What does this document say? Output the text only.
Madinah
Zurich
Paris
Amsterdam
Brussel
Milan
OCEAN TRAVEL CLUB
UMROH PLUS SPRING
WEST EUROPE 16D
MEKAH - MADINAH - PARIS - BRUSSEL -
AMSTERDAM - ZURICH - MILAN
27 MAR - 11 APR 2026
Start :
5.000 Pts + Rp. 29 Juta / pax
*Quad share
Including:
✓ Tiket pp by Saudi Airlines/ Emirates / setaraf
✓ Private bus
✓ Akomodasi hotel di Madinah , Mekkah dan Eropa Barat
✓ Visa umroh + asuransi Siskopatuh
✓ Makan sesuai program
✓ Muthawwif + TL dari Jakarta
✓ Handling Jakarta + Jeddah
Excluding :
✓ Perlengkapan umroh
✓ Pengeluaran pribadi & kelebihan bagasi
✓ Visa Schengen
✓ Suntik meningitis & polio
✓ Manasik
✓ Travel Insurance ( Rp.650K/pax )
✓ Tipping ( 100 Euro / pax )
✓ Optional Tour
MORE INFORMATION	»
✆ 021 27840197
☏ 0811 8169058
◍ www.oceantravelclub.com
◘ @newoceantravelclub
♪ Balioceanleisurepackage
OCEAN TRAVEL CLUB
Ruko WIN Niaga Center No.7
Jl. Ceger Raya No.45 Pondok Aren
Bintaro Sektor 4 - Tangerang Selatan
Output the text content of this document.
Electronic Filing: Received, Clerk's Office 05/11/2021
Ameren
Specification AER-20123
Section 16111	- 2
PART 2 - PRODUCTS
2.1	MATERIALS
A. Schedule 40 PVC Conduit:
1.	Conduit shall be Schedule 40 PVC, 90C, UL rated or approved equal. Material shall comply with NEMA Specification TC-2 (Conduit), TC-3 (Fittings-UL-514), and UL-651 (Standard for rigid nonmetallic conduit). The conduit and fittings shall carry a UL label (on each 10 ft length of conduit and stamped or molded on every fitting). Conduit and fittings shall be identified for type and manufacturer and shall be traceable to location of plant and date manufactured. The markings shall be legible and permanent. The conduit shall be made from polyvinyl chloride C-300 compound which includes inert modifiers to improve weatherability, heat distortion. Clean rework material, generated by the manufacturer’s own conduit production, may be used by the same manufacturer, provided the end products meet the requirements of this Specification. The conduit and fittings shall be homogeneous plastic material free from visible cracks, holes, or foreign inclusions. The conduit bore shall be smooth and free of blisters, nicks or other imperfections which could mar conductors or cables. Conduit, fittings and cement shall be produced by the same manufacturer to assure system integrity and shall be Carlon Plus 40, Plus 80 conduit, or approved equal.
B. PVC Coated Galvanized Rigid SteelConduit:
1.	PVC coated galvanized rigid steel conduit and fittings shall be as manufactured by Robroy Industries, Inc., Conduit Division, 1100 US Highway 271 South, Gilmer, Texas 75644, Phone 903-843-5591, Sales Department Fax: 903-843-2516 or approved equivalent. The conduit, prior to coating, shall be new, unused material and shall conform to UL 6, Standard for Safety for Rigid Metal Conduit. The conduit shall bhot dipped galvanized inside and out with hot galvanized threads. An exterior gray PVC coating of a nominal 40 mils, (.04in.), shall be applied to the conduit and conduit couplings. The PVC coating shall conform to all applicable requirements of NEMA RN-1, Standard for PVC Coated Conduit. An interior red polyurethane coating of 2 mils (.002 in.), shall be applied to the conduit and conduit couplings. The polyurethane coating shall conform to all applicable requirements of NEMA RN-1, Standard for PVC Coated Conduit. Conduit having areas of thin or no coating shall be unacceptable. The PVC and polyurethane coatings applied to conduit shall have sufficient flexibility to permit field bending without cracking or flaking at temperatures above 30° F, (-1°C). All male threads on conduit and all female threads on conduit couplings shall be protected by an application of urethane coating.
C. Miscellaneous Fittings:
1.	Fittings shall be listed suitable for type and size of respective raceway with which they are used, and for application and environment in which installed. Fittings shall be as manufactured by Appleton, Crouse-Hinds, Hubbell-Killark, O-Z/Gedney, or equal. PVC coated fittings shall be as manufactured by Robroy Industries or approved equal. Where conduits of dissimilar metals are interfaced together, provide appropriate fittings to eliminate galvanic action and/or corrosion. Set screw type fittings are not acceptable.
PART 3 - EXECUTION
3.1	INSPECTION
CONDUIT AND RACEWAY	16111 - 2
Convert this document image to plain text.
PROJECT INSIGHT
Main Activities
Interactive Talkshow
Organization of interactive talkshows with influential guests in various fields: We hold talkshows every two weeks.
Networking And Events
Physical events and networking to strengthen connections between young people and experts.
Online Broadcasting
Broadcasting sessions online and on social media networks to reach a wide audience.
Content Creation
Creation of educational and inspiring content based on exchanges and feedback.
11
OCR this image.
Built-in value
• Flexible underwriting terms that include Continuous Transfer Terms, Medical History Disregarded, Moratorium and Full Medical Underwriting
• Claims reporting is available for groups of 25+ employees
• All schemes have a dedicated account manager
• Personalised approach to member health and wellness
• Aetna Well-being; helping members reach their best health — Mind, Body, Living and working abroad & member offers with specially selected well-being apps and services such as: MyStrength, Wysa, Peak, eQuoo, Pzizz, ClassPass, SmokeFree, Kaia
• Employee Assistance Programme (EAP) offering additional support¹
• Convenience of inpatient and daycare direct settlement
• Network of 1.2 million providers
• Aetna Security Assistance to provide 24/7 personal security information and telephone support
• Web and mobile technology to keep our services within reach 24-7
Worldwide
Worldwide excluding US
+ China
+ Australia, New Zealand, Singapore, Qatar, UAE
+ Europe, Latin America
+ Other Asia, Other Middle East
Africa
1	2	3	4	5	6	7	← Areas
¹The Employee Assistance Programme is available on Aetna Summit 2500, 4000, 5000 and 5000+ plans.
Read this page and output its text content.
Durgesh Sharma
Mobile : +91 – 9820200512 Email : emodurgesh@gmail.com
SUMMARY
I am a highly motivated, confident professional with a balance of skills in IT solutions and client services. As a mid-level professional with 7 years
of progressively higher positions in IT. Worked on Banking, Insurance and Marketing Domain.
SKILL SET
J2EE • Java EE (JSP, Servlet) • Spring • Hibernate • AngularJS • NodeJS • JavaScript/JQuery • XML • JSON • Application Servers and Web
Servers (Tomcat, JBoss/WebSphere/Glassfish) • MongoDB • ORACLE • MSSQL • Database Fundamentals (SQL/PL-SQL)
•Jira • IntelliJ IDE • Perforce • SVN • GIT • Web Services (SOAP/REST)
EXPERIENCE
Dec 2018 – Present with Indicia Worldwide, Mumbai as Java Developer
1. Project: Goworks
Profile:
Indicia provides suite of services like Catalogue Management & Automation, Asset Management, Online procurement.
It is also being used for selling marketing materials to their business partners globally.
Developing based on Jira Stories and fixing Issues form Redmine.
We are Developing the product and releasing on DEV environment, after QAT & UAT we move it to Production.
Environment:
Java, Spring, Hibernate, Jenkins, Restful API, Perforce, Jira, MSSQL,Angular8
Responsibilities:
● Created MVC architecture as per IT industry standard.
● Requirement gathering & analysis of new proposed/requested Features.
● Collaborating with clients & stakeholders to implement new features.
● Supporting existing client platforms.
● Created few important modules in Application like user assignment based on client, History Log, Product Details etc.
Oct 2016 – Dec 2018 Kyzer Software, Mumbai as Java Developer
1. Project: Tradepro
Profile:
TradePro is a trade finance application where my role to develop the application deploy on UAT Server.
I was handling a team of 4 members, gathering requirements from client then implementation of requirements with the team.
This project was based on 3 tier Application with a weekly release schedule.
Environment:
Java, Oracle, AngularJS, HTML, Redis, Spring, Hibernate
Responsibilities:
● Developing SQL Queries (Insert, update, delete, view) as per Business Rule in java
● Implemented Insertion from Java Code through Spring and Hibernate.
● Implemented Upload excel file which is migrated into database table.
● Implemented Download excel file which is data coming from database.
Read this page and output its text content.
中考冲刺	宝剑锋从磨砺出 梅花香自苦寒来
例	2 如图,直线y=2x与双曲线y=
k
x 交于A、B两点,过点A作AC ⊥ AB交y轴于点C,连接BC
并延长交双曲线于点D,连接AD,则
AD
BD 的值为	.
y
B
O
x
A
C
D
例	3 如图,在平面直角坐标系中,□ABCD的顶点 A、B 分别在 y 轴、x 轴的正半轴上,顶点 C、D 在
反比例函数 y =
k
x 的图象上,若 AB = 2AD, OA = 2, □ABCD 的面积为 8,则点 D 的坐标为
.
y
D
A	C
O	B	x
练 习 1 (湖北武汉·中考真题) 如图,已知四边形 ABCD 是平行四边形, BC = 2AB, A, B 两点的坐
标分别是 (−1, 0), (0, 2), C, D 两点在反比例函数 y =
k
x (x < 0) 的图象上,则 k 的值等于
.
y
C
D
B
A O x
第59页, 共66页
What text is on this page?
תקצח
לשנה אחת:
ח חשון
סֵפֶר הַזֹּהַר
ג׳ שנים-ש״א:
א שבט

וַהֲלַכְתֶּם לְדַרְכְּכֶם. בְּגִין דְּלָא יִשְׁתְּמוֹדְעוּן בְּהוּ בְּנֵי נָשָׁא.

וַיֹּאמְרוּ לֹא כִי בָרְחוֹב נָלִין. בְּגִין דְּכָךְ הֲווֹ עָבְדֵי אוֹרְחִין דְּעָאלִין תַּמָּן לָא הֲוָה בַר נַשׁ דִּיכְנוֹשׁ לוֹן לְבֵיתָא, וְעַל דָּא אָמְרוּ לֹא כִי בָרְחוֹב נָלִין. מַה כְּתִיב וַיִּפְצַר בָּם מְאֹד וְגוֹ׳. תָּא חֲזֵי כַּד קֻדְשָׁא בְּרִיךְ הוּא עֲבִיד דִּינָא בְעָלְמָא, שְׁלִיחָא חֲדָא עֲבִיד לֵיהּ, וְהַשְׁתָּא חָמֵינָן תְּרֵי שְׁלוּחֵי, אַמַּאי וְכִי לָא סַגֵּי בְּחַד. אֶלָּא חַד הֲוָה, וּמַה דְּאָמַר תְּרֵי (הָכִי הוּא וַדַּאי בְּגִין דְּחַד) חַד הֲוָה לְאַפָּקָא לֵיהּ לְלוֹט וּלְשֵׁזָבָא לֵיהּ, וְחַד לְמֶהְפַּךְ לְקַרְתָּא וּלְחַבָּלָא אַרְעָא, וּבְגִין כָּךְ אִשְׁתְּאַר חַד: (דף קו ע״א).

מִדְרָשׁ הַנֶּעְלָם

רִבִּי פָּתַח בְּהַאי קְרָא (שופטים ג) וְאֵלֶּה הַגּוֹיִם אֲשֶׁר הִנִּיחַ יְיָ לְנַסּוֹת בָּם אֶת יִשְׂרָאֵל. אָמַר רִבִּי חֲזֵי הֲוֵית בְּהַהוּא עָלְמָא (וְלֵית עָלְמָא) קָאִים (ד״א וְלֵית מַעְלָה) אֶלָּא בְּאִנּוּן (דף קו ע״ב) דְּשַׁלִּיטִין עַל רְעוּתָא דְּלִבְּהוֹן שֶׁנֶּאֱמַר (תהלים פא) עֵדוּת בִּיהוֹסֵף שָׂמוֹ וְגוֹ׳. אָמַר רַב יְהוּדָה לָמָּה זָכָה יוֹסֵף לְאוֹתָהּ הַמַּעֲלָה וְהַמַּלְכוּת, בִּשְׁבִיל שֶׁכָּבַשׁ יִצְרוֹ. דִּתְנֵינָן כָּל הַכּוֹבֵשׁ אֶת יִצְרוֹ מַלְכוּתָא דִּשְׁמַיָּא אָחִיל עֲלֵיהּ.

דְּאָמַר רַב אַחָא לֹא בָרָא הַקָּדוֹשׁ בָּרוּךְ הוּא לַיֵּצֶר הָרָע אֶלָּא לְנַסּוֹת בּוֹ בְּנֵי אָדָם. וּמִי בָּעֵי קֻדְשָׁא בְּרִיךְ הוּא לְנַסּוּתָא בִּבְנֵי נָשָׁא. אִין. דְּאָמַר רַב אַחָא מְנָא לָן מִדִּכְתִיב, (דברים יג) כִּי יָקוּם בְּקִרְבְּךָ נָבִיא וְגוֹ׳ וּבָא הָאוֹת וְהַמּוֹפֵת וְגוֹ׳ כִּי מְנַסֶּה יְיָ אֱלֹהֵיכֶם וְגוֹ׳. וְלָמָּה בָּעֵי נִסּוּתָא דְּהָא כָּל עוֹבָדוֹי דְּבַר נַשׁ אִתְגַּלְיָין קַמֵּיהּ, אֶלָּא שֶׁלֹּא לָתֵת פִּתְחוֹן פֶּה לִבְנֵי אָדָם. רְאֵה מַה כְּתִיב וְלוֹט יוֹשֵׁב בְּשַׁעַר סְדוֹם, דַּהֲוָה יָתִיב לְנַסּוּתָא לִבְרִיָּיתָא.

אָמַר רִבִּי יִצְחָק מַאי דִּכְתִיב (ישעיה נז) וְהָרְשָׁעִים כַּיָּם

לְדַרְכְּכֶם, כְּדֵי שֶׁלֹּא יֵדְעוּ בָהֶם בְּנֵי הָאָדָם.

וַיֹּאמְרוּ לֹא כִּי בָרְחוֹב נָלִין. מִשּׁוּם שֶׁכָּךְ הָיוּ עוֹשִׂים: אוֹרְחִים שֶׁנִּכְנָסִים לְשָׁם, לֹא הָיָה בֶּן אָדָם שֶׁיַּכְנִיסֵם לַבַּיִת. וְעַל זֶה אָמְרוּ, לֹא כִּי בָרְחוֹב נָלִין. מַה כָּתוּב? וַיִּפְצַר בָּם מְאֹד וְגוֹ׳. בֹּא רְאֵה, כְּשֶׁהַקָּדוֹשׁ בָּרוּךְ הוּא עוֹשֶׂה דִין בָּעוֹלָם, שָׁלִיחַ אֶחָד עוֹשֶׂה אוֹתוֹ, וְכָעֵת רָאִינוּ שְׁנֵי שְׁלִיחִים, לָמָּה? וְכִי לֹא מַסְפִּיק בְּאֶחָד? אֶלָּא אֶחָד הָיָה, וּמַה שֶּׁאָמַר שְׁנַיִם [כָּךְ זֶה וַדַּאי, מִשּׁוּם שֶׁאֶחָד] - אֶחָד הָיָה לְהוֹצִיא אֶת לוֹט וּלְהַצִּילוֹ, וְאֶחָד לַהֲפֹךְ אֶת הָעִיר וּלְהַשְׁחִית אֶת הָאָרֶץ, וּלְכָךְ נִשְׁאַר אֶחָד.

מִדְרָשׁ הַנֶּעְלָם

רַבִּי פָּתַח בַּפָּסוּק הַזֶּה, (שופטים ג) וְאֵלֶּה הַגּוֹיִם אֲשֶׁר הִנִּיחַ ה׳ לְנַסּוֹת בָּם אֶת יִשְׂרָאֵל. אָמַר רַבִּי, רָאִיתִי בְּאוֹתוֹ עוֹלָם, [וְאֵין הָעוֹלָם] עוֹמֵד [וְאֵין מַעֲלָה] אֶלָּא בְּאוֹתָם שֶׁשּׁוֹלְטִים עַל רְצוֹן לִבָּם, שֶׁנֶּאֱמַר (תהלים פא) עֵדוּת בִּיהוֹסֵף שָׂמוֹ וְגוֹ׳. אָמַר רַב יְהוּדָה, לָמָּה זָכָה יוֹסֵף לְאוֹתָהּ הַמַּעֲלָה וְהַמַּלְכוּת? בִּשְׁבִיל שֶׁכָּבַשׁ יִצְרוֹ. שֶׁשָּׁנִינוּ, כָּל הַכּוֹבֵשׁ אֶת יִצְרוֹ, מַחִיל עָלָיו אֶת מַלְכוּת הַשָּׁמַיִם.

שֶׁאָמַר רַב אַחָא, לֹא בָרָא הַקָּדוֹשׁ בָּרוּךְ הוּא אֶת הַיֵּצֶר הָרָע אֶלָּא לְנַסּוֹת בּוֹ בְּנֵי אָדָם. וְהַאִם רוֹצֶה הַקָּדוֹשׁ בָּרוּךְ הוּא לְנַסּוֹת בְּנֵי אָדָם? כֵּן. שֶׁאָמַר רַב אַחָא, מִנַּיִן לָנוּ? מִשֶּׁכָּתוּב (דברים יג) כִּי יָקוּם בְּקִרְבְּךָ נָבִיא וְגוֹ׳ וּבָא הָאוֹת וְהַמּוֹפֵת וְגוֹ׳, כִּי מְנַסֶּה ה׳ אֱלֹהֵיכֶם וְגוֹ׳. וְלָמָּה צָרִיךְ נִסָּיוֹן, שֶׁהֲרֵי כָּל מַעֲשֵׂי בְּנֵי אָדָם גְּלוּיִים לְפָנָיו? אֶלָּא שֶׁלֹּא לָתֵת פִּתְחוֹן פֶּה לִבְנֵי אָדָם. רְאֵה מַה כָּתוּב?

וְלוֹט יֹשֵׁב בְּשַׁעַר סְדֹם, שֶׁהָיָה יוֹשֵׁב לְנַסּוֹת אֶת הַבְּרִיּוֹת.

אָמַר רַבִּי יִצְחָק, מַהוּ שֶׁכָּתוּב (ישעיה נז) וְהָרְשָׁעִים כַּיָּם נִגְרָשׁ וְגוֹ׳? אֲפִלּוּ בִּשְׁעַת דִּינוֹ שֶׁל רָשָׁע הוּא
------------------------
● TASK TO COMPLETE
From the listing above, copy out each line where the word "Created" appears.

● SOLUTION FOR THIS TASK
● Created MVC architecture as per IT industry standard.
● Created few important modules in Application like user assignment based on client, History Log, Product Details etc.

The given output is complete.